**Exercise goal:** Transcribe the listing below word for word.

**Records for this exercise:**

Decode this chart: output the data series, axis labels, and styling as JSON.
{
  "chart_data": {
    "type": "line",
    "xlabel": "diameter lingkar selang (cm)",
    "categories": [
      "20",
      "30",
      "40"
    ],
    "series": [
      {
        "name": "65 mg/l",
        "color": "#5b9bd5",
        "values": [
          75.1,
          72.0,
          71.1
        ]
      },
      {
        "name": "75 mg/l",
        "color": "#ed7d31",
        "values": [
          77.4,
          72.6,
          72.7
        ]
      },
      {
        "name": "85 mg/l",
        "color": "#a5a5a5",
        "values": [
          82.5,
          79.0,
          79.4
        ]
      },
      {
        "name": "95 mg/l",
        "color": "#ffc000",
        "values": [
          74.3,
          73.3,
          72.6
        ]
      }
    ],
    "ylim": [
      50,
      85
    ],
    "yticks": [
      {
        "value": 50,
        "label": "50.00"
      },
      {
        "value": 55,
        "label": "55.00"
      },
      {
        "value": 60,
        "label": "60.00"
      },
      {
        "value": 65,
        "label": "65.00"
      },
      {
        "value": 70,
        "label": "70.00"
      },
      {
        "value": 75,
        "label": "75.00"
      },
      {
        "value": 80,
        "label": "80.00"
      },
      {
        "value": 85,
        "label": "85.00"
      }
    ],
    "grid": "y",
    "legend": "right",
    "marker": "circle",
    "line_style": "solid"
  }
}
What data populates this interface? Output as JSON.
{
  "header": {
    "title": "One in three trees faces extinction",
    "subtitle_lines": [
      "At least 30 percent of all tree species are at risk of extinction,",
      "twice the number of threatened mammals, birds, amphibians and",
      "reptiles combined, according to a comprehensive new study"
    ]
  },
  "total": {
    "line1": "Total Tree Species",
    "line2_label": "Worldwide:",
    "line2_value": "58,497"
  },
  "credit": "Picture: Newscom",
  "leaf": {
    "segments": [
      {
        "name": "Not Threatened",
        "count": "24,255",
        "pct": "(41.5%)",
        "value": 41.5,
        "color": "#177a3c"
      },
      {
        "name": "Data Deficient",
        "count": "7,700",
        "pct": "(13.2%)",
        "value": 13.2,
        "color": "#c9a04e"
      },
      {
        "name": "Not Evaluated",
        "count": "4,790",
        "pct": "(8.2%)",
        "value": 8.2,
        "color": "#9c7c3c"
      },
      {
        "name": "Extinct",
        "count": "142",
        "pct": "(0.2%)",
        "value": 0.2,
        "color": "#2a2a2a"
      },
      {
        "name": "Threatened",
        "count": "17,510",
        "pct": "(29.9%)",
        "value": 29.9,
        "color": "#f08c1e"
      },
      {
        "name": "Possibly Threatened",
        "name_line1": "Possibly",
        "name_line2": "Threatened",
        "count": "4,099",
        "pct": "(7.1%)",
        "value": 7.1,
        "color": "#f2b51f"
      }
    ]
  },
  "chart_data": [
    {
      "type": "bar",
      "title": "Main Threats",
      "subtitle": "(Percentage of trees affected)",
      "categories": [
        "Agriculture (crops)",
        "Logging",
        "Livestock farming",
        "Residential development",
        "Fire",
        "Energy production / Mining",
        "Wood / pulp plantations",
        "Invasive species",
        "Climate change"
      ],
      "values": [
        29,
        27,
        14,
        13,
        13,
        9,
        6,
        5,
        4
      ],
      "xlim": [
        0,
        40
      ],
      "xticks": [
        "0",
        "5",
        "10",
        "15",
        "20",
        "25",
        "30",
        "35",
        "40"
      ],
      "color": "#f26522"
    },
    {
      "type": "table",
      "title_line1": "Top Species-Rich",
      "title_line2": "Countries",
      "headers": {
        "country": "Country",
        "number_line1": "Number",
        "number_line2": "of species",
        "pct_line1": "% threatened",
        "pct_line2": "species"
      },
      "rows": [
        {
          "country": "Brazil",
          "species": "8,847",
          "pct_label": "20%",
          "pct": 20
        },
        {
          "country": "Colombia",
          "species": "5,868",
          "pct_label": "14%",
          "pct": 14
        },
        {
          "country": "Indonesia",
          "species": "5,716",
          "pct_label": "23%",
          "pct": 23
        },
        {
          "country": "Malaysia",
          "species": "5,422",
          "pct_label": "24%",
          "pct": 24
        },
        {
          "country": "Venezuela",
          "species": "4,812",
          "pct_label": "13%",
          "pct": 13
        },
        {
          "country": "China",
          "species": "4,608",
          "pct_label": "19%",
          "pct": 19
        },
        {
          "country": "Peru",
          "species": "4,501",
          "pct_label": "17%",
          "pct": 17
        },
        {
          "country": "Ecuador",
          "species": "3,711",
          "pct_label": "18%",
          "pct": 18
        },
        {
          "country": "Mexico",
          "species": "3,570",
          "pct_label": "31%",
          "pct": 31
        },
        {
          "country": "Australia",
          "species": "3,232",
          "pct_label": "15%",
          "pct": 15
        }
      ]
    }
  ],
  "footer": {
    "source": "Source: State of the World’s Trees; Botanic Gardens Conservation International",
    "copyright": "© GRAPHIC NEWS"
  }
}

**Problem solution:**
Decode this chart: output the data series, axis labels, and styling as JSON.
{
  "chart_data": {
    "type": "line",
    "xlabel": "diameter lingkar selang (cm)",
    "categories": [
      "20",
      "30",
      "40"
    ],
    "series": [
      {
        "name": "65 mg/l",
        "color": "#5b9bd5",
        "values": [
          75.1,
          72.0,
          71.1
        ]
      },
      {
        "name": "75 mg/l",
        "color": "#ed7d31",
        "values": [
          77.4,
          72.6,
          72.7
        ]
      },
      {
        "name": "85 mg/l",
        "color": "#a5a5a5",
        "values": [
          82.5,
          79.0,
          79.4
        ]
      },
      {
        "name": "95 mg/l",
        "color": "#ffc000",
        "values": [
          74.3,
          73.3,
          72.6
        ]
      }
    ],
    "ylim": [
      50,
      85
    ],
    "yticks": [
      {
        "value": 50,
        "label": "50.00"
      },
      {
        "value": 55,
        "label": "55.00"
      },
      {
        "value": 60,
        "label": "60.00"
      },
      {
        "value": 65,
        "label": "65.00"
      },
      {
        "value": 70,
        "label": "70.00"
      },
      {
        "value": 75,
        "label": "75.00"
      },
      {
        "value": 80,
        "label": "80.00"
      },
      {
        "value": 85,
        "label": "85.00"
      }
    ],
    "grid": "y",
    "legend": "right",
    "marker": "circle",
    "line_style": "solid"
  }
}
What data populates this interface? Output as JSON.
{
  "header": {
    "title": "One in three trees faces extinction",
    "subtitle_lines": [
      "At least 30 percent of all tree species are at risk of extinction,",
      "twice the number of threatened mammals, birds, amphibians and",
      "reptiles combined, according to a comprehensive new study"
    ]
  },
  "total": {
    "line1": "Total Tree Species",
    "line2_label": "Worldwide:",
    "line2_value": "58,497"
  },
  "credit": "Picture: Newscom",
  "leaf": {
    "segments": [
      {
        "name": "Not Threatened",
        "count": "24,255",
        "pct": "(41.5%)",
        "value": 41.5,
        "color": "#177a3c"
      },
      {
        "name": "Data Deficient",
        "count": "7,700",
        "pct": "(13.2%)",
        "value": 13.2,
        "color": "#c9a04e"
      },
      {
        "name": "Not Evaluated",
        "count": "4,790",
        "pct": "(8.2%)",
        "value": 8.2,
        "color": "#9c7c3c"
      },
      {
        "name": "Extinct",
        "count": "142",
        "pct": "(0.2%)",
        "value": 0.2,
        "color": "#2a2a2a"
      },
      {
        "name": "Threatened",
        "count": "17,510",
        "pct": "(29.9%)",
        "value": 29.9,
        "color": "#f08c1e"
      },
      {
        "name": "Possibly Threatened",
        "name_line1": "Possibly",
        "name_line2": "Threatened",
        "count": "4,099",
        "pct": "(7.1%)",
        "value": 7.1,
        "color": "#f2b51f"
      }
    ]
  },
  "chart_data": [
    {
      "type": "bar",
      "title": "Main Threats",
      "subtitle": "(Percentage of trees affected)",
      "categories": [
        "Agriculture (crops)",
        "Logging",
        "Livestock farming",
        "Residential development",
        "Fire",
        "Energy production / Mining",
        "Wood / pulp plantations",
        "Invasive species",
        "Climate change"
      ],
      "values": [
        29,
        27,
        14,
        13,
        13,
        9,
        6,
        5,
        4
      ],
      "xlim": [
        0,
        40
      ],
      "xticks": [
        "0",
        "5",
        "10",
        "15",
        "20",
        "25",
        "30",
        "35",
        "40"
      ],
      "color": "#f26522"
    },
    {
      "type": "table",
      "title_line1": "Top Species-Rich",
      "title_line2": "Countries",
      "headers": {
        "country": "Country",
        "number_line1": "Number",
        "number_line2": "of species",
        "pct_line1": "% threatened",
        "pct_line2": "species"
      },
      "rows": [
        {
          "country": "Brazil",
          "species": "8,847",
          "pct_label": "20%",
          "pct": 20
        },
        {
          "country": "Colombia",
          "species": "5,868",
          "pct_label": "14%",
          "pct": 14
        },
        {
          "country": "Indonesia",
          "species": "5,716",
          "pct_label": "23%",
          "pct": 23
        },
        {
          "country": "Malaysia",
          "species": "5,422",
          "pct_label": "24%",
          "pct": 24
        },
        {
          "country": "Venezuela",
          "species": "4,812",
          "pct_label": "13%",
          "pct": 13
        },
        {
          "country": "China",
          "species": "4,608",
          "pct_label": "19%",
          "pct": 19
        },
        {
          "country": "Peru",
          "species": "4,501",
          "pct_label": "17%",
          "pct": 17
        },
        {
          "country": "Ecuador",
          "species": "3,711",
          "pct_label": "18%",
          "pct": 18
        },
        {
          "country": "Mexico",
          "species": "3,570",
          "pct_label": "31%",
          "pct": 31
        },
        {
          "country": "Australia",
          "species": "3,232",
          "pct_label": "15%",
          "pct": 15
        }
      ]
    }
  ],
  "footer": {
    "source": "Source: State of the World’s Trees; Botanic Gardens Conservation International",
    "copyright": "© GRAPHIC NEWS"
  }
}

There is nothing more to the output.